**To do**
Pick out each line in these entries that contains the string "Todos".

Dataset items:

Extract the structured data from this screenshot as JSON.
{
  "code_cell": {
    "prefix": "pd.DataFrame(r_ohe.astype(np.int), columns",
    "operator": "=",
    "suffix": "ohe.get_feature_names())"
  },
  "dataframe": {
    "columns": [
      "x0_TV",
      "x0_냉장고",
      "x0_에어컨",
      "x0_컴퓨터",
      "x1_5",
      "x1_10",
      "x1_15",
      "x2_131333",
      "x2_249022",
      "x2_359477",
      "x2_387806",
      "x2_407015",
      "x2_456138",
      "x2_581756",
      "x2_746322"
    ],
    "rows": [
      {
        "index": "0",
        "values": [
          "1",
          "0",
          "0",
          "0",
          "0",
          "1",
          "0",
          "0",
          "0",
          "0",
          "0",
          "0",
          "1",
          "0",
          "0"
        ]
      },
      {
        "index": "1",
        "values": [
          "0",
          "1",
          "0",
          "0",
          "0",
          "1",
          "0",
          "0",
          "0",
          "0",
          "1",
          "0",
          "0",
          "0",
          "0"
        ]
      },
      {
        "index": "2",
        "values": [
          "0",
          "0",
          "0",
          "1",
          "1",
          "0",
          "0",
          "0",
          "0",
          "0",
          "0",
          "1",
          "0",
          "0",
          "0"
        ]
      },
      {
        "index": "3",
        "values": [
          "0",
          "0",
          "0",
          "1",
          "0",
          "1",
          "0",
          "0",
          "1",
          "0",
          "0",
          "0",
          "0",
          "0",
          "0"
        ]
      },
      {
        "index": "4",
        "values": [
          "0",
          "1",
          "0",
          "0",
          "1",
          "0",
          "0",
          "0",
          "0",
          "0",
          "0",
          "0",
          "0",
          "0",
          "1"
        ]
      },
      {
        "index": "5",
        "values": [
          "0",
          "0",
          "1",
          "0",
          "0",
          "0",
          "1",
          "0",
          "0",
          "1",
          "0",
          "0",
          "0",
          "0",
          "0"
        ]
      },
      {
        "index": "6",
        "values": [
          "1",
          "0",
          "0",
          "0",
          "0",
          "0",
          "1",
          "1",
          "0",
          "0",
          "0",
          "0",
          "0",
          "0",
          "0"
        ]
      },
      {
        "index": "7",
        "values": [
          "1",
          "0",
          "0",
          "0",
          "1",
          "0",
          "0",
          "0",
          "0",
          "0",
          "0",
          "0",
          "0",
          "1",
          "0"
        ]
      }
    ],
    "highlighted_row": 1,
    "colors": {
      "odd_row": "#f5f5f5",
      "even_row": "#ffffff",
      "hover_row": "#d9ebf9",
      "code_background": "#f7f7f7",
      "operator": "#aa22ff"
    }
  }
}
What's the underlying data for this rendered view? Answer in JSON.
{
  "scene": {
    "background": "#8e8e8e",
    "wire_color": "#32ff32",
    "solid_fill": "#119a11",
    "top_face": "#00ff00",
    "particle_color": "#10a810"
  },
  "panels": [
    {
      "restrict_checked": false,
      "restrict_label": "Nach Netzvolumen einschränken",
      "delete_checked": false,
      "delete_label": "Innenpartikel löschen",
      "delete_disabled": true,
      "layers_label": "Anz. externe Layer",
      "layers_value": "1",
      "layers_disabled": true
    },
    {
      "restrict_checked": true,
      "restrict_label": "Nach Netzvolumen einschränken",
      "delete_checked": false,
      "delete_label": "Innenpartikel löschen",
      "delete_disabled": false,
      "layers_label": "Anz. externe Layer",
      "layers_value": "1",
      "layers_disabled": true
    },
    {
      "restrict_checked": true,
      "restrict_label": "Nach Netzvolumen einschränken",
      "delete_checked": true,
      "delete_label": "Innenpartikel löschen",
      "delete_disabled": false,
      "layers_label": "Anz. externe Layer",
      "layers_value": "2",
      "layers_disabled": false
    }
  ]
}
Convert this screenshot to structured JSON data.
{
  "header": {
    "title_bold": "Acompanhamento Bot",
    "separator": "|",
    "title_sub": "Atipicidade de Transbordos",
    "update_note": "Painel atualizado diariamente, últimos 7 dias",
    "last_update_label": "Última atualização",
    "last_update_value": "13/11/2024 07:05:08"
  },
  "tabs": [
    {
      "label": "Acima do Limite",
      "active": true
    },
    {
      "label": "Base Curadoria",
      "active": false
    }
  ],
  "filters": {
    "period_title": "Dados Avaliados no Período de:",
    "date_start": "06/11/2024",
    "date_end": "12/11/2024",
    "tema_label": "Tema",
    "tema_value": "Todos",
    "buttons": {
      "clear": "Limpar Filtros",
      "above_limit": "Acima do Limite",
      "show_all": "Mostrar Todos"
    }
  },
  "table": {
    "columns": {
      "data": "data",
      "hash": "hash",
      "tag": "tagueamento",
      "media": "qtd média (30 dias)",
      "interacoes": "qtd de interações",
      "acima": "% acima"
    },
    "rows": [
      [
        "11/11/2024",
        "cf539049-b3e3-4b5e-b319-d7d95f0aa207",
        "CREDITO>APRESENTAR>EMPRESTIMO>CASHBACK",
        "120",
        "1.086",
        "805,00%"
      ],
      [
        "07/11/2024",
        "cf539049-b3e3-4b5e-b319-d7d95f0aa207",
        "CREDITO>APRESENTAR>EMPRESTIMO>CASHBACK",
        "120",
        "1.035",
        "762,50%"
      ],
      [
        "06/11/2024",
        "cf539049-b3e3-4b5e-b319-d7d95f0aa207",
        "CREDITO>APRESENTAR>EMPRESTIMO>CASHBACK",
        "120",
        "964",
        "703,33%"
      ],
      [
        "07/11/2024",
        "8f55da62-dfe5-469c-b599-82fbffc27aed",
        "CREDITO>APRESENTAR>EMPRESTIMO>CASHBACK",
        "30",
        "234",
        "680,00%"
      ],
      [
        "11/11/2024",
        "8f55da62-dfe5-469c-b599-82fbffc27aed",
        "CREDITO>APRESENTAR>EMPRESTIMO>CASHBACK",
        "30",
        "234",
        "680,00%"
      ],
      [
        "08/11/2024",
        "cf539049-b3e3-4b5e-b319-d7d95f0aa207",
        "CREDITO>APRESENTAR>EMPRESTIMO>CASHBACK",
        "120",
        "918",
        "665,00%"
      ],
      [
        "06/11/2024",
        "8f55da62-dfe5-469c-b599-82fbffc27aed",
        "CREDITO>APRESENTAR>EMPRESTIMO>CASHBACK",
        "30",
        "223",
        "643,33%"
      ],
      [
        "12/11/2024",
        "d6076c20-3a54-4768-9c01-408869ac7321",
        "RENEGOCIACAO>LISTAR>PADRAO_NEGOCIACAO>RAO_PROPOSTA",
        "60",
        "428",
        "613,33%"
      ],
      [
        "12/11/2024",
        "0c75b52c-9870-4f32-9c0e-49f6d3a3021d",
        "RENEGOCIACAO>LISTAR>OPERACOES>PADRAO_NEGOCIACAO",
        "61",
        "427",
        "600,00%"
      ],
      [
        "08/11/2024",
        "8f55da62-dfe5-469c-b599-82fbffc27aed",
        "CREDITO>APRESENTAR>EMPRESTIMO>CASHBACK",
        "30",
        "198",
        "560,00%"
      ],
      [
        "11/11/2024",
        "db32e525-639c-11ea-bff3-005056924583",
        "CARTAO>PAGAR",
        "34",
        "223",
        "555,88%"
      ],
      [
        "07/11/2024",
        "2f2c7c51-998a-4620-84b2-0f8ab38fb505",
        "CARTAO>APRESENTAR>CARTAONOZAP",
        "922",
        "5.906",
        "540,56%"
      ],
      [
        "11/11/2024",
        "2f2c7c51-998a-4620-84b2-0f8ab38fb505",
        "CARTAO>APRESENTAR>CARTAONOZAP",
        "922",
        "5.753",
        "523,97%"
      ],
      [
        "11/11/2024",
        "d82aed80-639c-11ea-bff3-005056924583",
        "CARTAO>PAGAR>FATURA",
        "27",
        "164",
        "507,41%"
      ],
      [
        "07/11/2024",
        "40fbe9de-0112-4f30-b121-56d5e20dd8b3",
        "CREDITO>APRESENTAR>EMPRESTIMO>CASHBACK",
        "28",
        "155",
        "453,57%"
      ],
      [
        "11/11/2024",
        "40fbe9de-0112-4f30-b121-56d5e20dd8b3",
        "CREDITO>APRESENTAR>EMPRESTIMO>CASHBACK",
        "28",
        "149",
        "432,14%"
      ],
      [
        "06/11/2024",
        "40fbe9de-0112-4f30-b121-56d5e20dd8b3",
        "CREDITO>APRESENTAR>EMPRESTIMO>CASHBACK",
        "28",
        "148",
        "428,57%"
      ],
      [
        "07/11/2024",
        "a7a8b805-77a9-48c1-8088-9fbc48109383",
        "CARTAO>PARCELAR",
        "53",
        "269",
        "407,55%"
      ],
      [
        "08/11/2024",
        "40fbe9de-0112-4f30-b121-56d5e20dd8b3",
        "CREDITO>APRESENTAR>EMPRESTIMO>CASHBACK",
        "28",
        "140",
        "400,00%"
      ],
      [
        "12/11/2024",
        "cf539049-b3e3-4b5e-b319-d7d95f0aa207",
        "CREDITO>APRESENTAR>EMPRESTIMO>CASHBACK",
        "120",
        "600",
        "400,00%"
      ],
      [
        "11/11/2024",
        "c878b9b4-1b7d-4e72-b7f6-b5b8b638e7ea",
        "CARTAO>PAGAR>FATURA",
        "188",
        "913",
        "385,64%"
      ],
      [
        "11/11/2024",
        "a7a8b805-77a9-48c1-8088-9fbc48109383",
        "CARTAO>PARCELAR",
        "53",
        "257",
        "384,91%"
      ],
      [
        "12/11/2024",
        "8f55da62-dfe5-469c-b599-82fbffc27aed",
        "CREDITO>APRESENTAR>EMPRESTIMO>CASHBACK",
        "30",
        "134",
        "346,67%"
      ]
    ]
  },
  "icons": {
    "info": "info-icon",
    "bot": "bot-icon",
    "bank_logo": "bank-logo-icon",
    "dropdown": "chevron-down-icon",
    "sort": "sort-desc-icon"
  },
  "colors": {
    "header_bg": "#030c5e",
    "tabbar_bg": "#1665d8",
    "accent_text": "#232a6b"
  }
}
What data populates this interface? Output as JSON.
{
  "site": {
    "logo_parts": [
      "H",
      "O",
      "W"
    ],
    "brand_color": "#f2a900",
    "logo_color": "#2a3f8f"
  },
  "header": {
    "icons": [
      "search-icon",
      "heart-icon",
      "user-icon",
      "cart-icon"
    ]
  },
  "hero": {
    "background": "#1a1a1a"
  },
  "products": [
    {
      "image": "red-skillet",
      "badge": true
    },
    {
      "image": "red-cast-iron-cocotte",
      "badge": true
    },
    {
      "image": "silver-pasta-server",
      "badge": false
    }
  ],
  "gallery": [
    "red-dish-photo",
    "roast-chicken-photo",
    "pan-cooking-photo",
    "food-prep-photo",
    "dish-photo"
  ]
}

**Solution**
    "tema_value": "Todos",
      "show_all": "Mostrar Todos"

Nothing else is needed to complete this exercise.